◆ **What to work on**
Copy every line of the records below that holds the word "Pkwy".

◆ **Records for the task**
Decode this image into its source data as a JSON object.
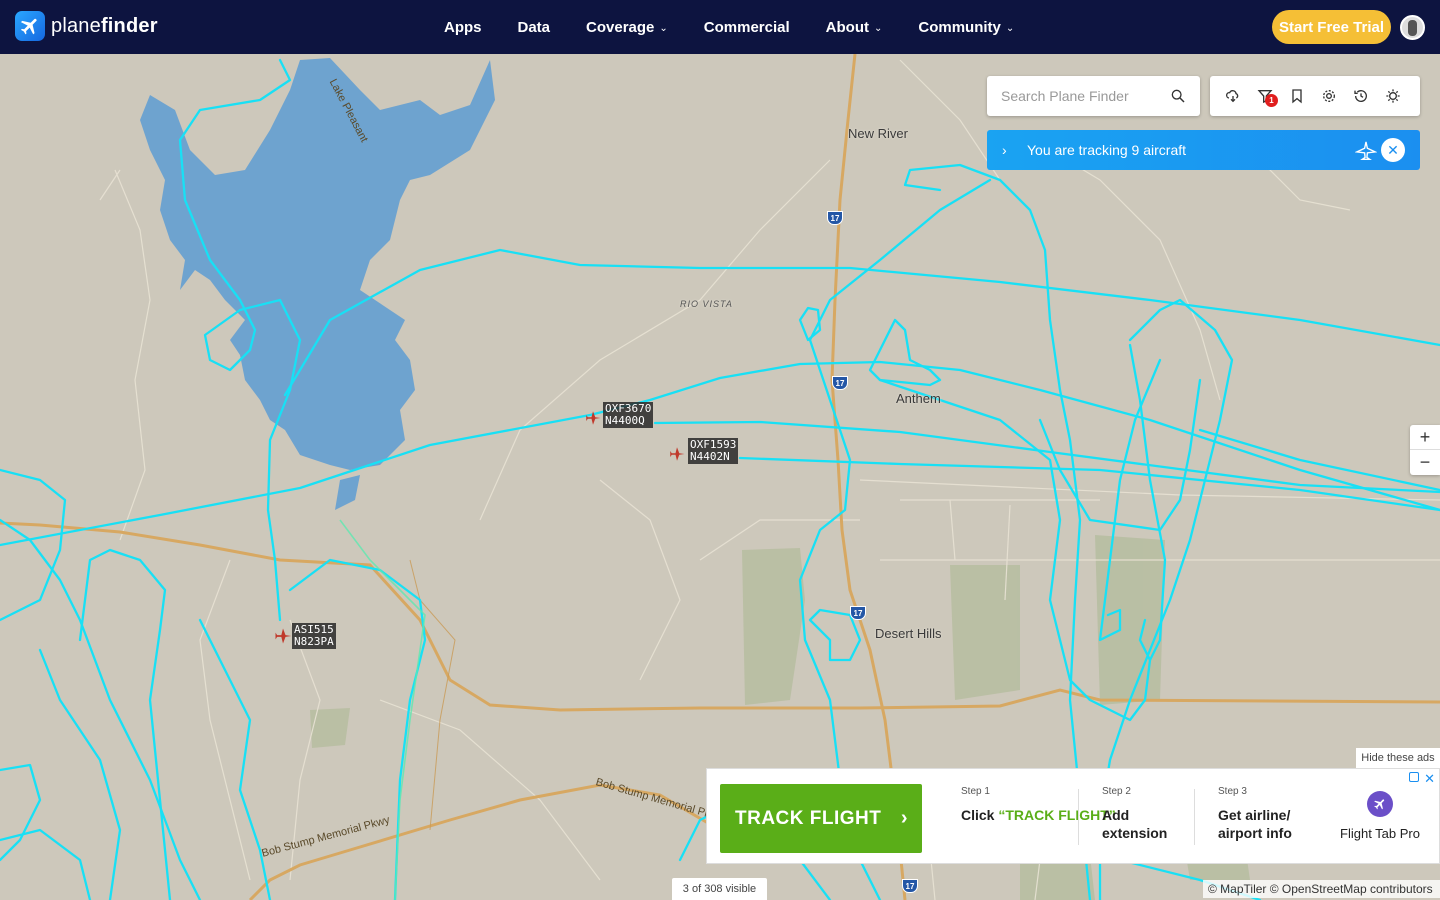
{
  "header": {
    "logo_text_plane": "plane",
    "logo_text_finder": "finder",
    "nav": [
      {
        "label": "Apps",
        "has_dropdown": false
      },
      {
        "label": "Data",
        "has_dropdown": false
      },
      {
        "label": "Coverage",
        "has_dropdown": true
      },
      {
        "label": "Commercial",
        "has_dropdown": false
      },
      {
        "label": "About",
        "has_dropdown": true
      },
      {
        "label": "Community",
        "has_dropdown": true
      }
    ],
    "cta_label": "Start Free Trial"
  },
  "search": {
    "placeholder": "Search Plane Finder"
  },
  "toolbar": {
    "icons": [
      "weather-icon",
      "filter-icon",
      "bookmark-icon",
      "settings-icon",
      "history-icon",
      "night-mode-icon"
    ],
    "filter_badge": "1"
  },
  "tracking": {
    "text": "You are tracking 9 aircraft"
  },
  "map": {
    "places": [
      "New River",
      "Anthem",
      "Desert Hills",
      "RIO VISTA",
      "Lake Pleasant"
    ],
    "roads": [
      "Bob Stump Memorial Pkwy",
      "Bob Stump Memorial Pkwy"
    ],
    "highway_shield": "17",
    "aircraft": [
      {
        "callsign": "OXF3670",
        "registration": "N4400Q"
      },
      {
        "callsign": "OXF1593",
        "registration": "N4402N"
      },
      {
        "callsign": "ASI515",
        "registration": "N823PA"
      }
    ],
    "visible_count": "3 of 308 visible",
    "attribution": "© MapTiler © OpenStreetMap contributors",
    "zoom_in": "+",
    "zoom_out": "−"
  },
  "ad": {
    "hide_label": "Hide these ads",
    "button_label": "TRACK FLIGHT",
    "steps": [
      {
        "label": "Step 1",
        "text_prefix": "Click ",
        "text_highlight": "“TRACK FLIGHT”"
      },
      {
        "label": "Step 2",
        "text": "Add extension"
      },
      {
        "label": "Step 3",
        "text": "Get airline/ airport info"
      }
    ],
    "extension_name": "Flight Tab Pro"
  },
  "colors": {
    "header_bg": "#0d1440",
    "cta": "#f5bf36",
    "track": "#18e0f5",
    "water": "#6ea3cf",
    "tracking_banner": "#1b8ff0",
    "ad_green": "#5aae18"
  }
}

◆ **Expected answer**
      "Bob Stump Memorial Pkwy",
      "Bob Stump Memorial Pkwy"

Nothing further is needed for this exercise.